[Begin Input data]

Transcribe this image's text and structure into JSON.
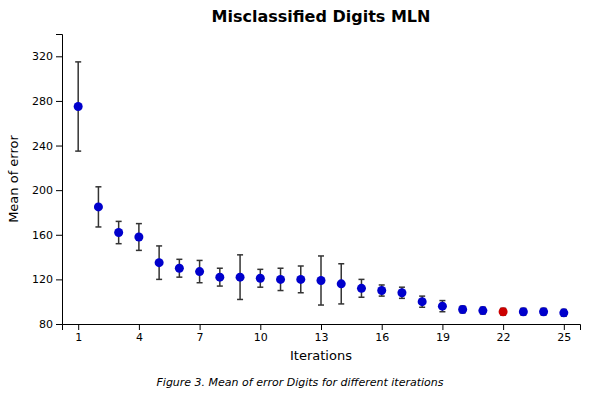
{
  "chart_data": {
    "type": "scatter",
    "title": "Misclassified Digits MLN",
    "xlabel": "Iterations",
    "ylabel": "Mean of error",
    "caption": "Figure 3. Mean of error Digits for different iterations",
    "x": [
      1,
      2,
      3,
      4,
      5,
      6,
      7,
      8,
      9,
      10,
      11,
      12,
      13,
      14,
      15,
      16,
      17,
      18,
      19,
      20,
      21,
      22,
      23,
      24,
      25
    ],
    "values": [
      275,
      185,
      162,
      158,
      135,
      130,
      127,
      122,
      122,
      121,
      120,
      120,
      119,
      116,
      112,
      110,
      108,
      100,
      96,
      93,
      92,
      91,
      91,
      91,
      90
    ],
    "errors": [
      40,
      18,
      10,
      12,
      15,
      8,
      10,
      8,
      20,
      8,
      10,
      12,
      22,
      18,
      8,
      5,
      5,
      5,
      5,
      3,
      3,
      3,
      3,
      3,
      3
    ],
    "colors": [
      "#0000cc",
      "#0000cc",
      "#0000cc",
      "#0000cc",
      "#0000cc",
      "#0000cc",
      "#0000cc",
      "#0000cc",
      "#0000cc",
      "#0000cc",
      "#0000cc",
      "#0000cc",
      "#0000cc",
      "#0000cc",
      "#0000cc",
      "#0000cc",
      "#0000cc",
      "#0000cc",
      "#0000cc",
      "#0000cc",
      "#0000cc",
      "#cc0000",
      "#0000cc",
      "#0000cc",
      "#0000cc"
    ],
    "xlim": [
      0.2,
      25.8
    ],
    "ylim": [
      80,
      340
    ],
    "xticks": [
      1,
      4,
      7,
      10,
      13,
      16,
      19,
      22,
      25
    ],
    "yticks": [
      80,
      120,
      160,
      200,
      240,
      280,
      320
    ],
    "marker": "circle",
    "grid": false
  }
}
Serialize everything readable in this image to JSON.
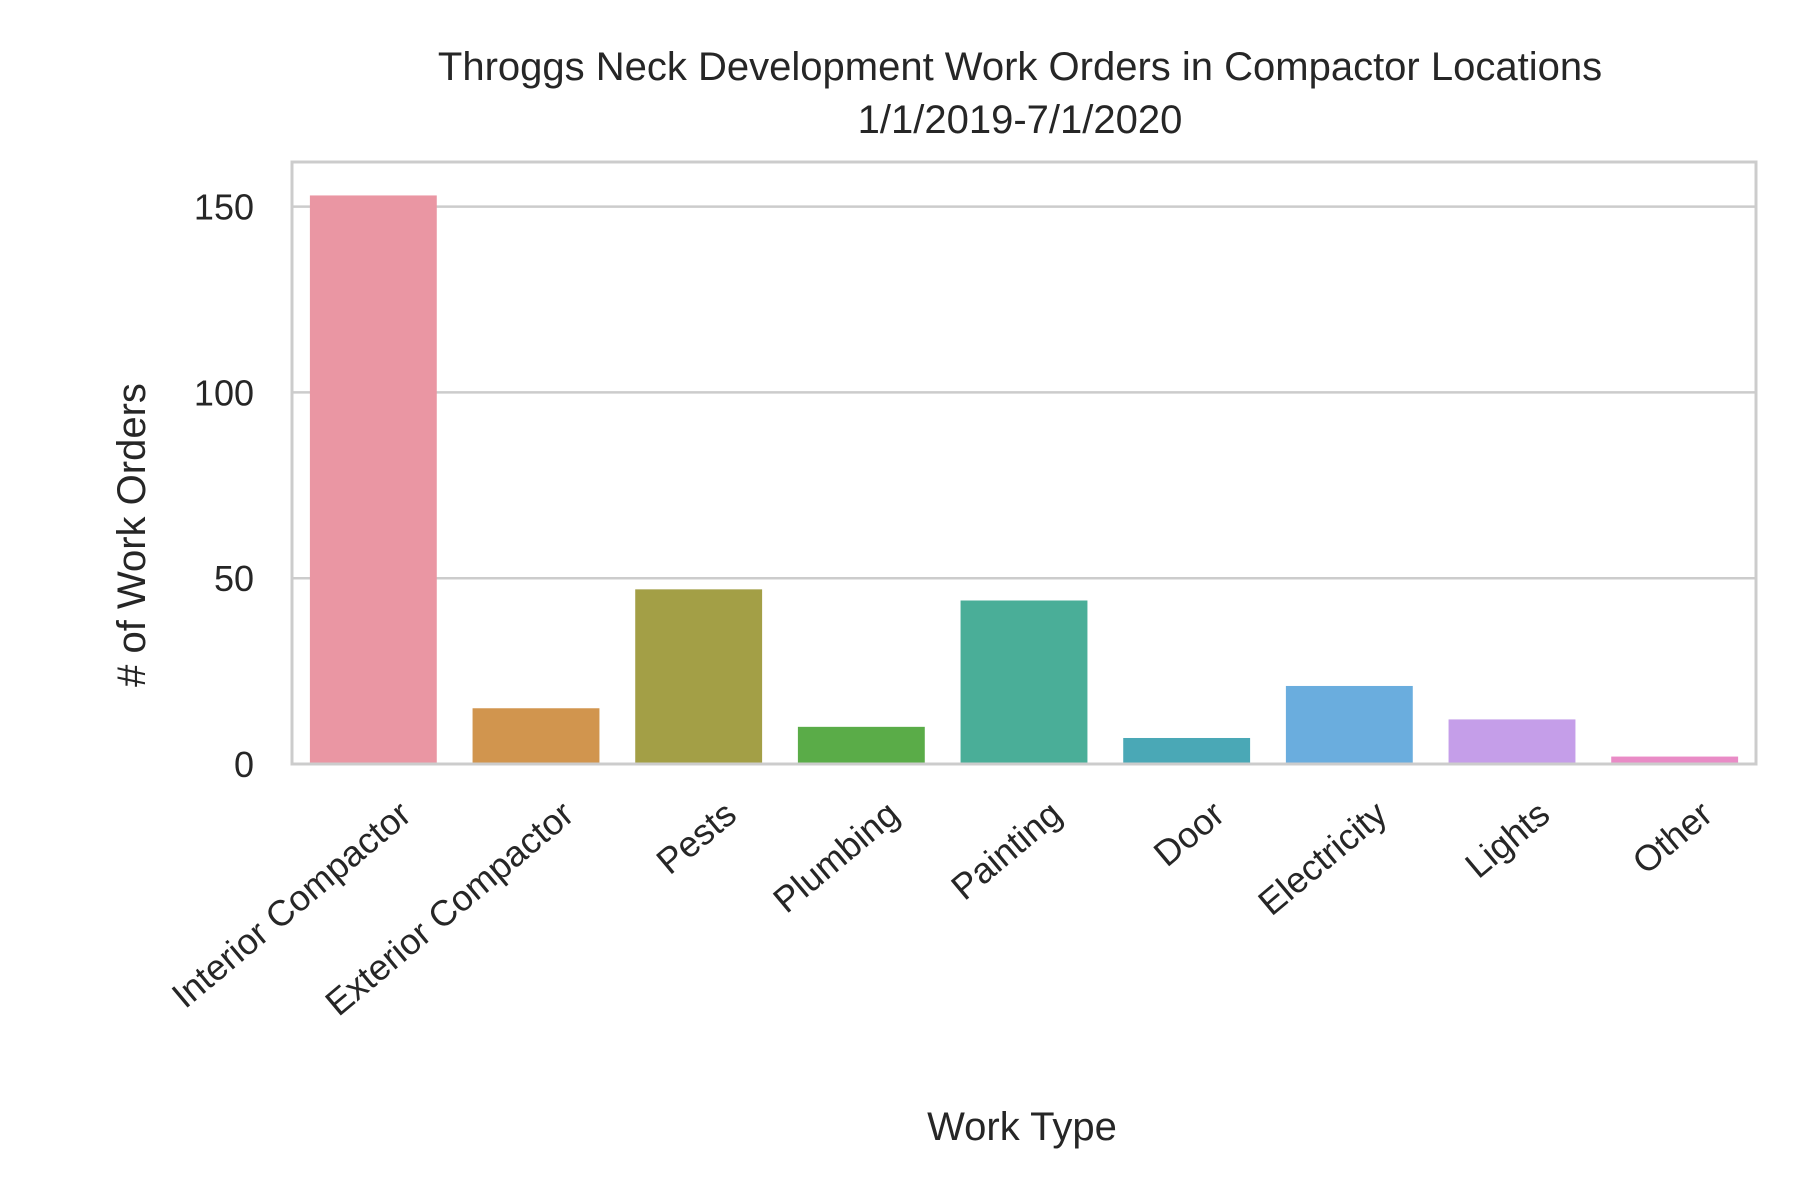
{
  "chart_data": {
    "type": "bar",
    "title": "Throggs Neck Development Work Orders in Compactor Locations",
    "subtitle": "1/1/2019-7/1/2020",
    "xlabel": "Work Type",
    "ylabel": "# of Work Orders",
    "categories": [
      "Interior Compactor",
      "Exterior Compactor",
      "Pests",
      "Plumbing",
      "Painting",
      "Door",
      "Electricity",
      "Lights",
      "Other"
    ],
    "values": [
      153,
      15,
      47,
      10,
      44,
      7,
      21,
      12,
      2
    ],
    "colors": [
      "#ea96a3",
      "#d1954e",
      "#a39f46",
      "#5aac48",
      "#4aae98",
      "#4aa8b6",
      "#6aadde",
      "#c59ee9",
      "#e98bc6"
    ],
    "ylim": [
      0,
      162
    ],
    "yticks": [
      0,
      50,
      100,
      150
    ],
    "grid": "horizontal",
    "legend": "none"
  }
}
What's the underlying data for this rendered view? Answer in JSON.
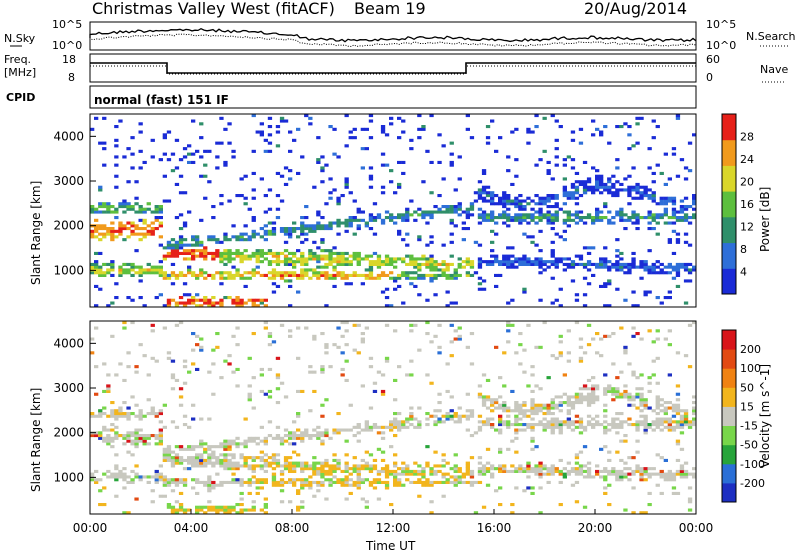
{
  "header": {
    "title": "Christmas Valley West (fitACF)",
    "beam": "Beam 19",
    "date": "20/Aug/2014"
  },
  "nsky_panel": {
    "left_label": "N.Sky",
    "right_label": "N.Search",
    "left_ticks": [
      "10^5",
      "10^0"
    ],
    "right_ticks": [
      "10^5",
      "10^0"
    ]
  },
  "freq_panel": {
    "left_label_1": "Freq.",
    "left_label_2": "[MHz]",
    "right_label": "Nave",
    "left_ticks": [
      "18",
      "8"
    ],
    "right_ticks": [
      "60",
      "0"
    ]
  },
  "cpid_panel": {
    "label": "CPID",
    "mode": "normal (fast) 151 IF"
  },
  "x_axis": {
    "label": "Time UT",
    "ticks": [
      "00:00",
      "04:00",
      "08:00",
      "12:00",
      "16:00",
      "20:00",
      "00:00"
    ]
  },
  "chart_data": [
    {
      "type": "heatmap",
      "panel": "power",
      "xlabel": "Time UT",
      "ylabel": "Slant Range [km]",
      "yticks": [
        "1000",
        "2000",
        "3000",
        "4000"
      ],
      "ylim": [
        180,
        4500
      ],
      "xlim": [
        "00:00",
        "24:00"
      ],
      "colorbar_label": "Power [dB]",
      "colorbar_ticks": [
        "4",
        "8",
        "12",
        "16",
        "20",
        "24",
        "28"
      ],
      "colors": [
        "#1a2bd6",
        "#2e6fd8",
        "#2f8f6a",
        "#5dbf3e",
        "#d9d62a",
        "#f19a1c",
        "#e62019"
      ]
    },
    {
      "type": "heatmap",
      "panel": "velocity",
      "xlabel": "Time UT",
      "ylabel": "Slant Range [km]",
      "yticks": [
        "1000",
        "2000",
        "3000",
        "4000"
      ],
      "ylim": [
        180,
        4500
      ],
      "xlim": [
        "00:00",
        "24:00"
      ],
      "colorbar_label": "Velocity [m s^-1]",
      "colorbar_ticks": [
        "200",
        "100",
        "50",
        "15",
        "-15",
        "-50",
        "-100",
        "-200"
      ],
      "colors": [
        "#1d2fc2",
        "#2a6fd6",
        "#27a43a",
        "#78d64a",
        "#c8c8bf",
        "#f2b51d",
        "#f08212",
        "#e24a12",
        "#d8141a"
      ]
    }
  ]
}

[End Input data]

Reproduce every record above exactly, but leave out the pictures.

Transcribe this image's text and structure into JSON.
{
  "chart_data": {
    "type": "scatter",
    "title": "Misclassified Digits MLN",
    "xlabel": "Iterations",
    "ylabel": "Mean of error",
    "caption": "Figure 3. Mean of error Digits for different iterations",
    "x": [
      1,
      2,
      3,
      4,
      5,
      6,
      7,
      8,
      9,
      10,
      11,
      12,
      13,
      14,
      15,
      16,
      17,
      18,
      19,
      20,
      21,
      22,
      23,
      24,
      25
    ],
    "values": [
      275,
      185,
      162,
      158,
      135,
      130,
      127,
      122,
      122,
      121,
      120,
      120,
      119,
      116,
      112,
      110,
      108,
      100,
      96,
      93,
      92,
      91,
      91,
      91,
      90
    ],
    "errors": [
      40,
      18,
      10,
      12,
      15,
      8,
      10,
      8,
      20,
      8,
      10,
      12,
      22,
      18,
      8,
      5,
      5,
      5,
      5,
      3,
      3,
      3,
      3,
      3,
      3
    ],
    "colors": [
      "#0000cc",
      "#0000cc",
      "#0000cc",
      "#0000cc",
      "#0000cc",
      "#0000cc",
      "#0000cc",
      "#0000cc",
      "#0000cc",
      "#0000cc",
      "#0000cc",
      "#0000cc",
      "#0000cc",
      "#0000cc",
      "#0000cc",
      "#0000cc",
      "#0000cc",
      "#0000cc",
      "#0000cc",
      "#0000cc",
      "#0000cc",
      "#cc0000",
      "#0000cc",
      "#0000cc",
      "#0000cc"
    ],
    "xlim": [
      0.2,
      25.8
    ],
    "ylim": [
      80,
      340
    ],
    "xticks": [
      1,
      4,
      7,
      10,
      13,
      16,
      19,
      22,
      25
    ],
    "yticks": [
      80,
      120,
      160,
      200,
      240,
      280,
      320
    ],
    "marker": "circle",
    "grid": false
  }
}
Serialize everything readable in this image to JSON.
{
  "chart_data": {
    "type": "bar",
    "title": "Throggs Neck Development Work Orders in Compactor Locations",
    "subtitle": "1/1/2019-7/1/2020",
    "xlabel": "Work Type",
    "ylabel": "# of Work Orders",
    "categories": [
      "Interior Compactor",
      "Exterior Compactor",
      "Pests",
      "Plumbing",
      "Painting",
      "Door",
      "Electricity",
      "Lights",
      "Other"
    ],
    "values": [
      153,
      15,
      47,
      10,
      44,
      7,
      21,
      12,
      2
    ],
    "colors": [
      "#ea96a3",
      "#d1954e",
      "#a39f46",
      "#5aac48",
      "#4aae98",
      "#4aa8b6",
      "#6aadde",
      "#c59ee9",
      "#e98bc6"
    ],
    "ylim": [
      0,
      162
    ],
    "yticks": [
      0,
      50,
      100,
      150
    ],
    "grid": "horizontal",
    "legend": "none"
  }
}
What's the underlying data for this rendered view? Answer in JSON.
{
  "header": {
    "title": "Christmas Valley West (fitACF)",
    "beam": "Beam 19",
    "date": "20/Aug/2014"
  },
  "nsky_panel": {
    "left_label": "N.Sky",
    "right_label": "N.Search",
    "left_ticks": [
      "10^5",
      "10^0"
    ],
    "right_ticks": [
      "10^5",
      "10^0"
    ]
  },
  "freq_panel": {
    "left_label_1": "Freq.",
    "left_label_2": "[MHz]",
    "right_label": "Nave",
    "left_ticks": [
      "18",
      "8"
    ],
    "right_ticks": [
      "60",
      "0"
    ]
  },
  "cpid_panel": {
    "label": "CPID",
    "mode": "normal (fast) 151 IF"
  },
  "x_axis": {
    "label": "Time UT",
    "ticks": [
      "00:00",
      "04:00",
      "08:00",
      "12:00",
      "16:00",
      "20:00",
      "00:00"
    ]
  },
  "chart_data": [
    {
      "type": "heatmap",
      "panel": "power",
      "xlabel": "Time UT",
      "ylabel": "Slant Range [km]",
      "yticks": [
        "1000",
        "2000",
        "3000",
        "4000"
      ],
      "ylim": [
        180,
        4500
      ],
      "xlim": [
        "00:00",
        "24:00"
      ],
      "colorbar_label": "Power [dB]",
      "colorbar_ticks": [
        "4",
        "8",
        "12",
        "16",
        "20",
        "24",
        "28"
      ],
      "colors": [
        "#1a2bd6",
        "#2e6fd8",
        "#2f8f6a",
        "#5dbf3e",
        "#d9d62a",
        "#f19a1c",
        "#e62019"
      ]
    },
    {
      "type": "heatmap",
      "panel": "velocity",
      "xlabel": "Time UT",
      "ylabel": "Slant Range [km]",
      "yticks": [
        "1000",
        "2000",
        "3000",
        "4000"
      ],
      "ylim": [
        180,
        4500
      ],
      "xlim": [
        "00:00",
        "24:00"
      ],
      "colorbar_label": "Velocity [m s^-1]",
      "colorbar_ticks": [
        "200",
        "100",
        "50",
        "15",
        "-15",
        "-50",
        "-100",
        "-200"
      ],
      "colors": [
        "#1d2fc2",
        "#2a6fd6",
        "#27a43a",
        "#78d64a",
        "#c8c8bf",
        "#f2b51d",
        "#f08212",
        "#e24a12",
        "#d8141a"
      ]
    }
  ]
}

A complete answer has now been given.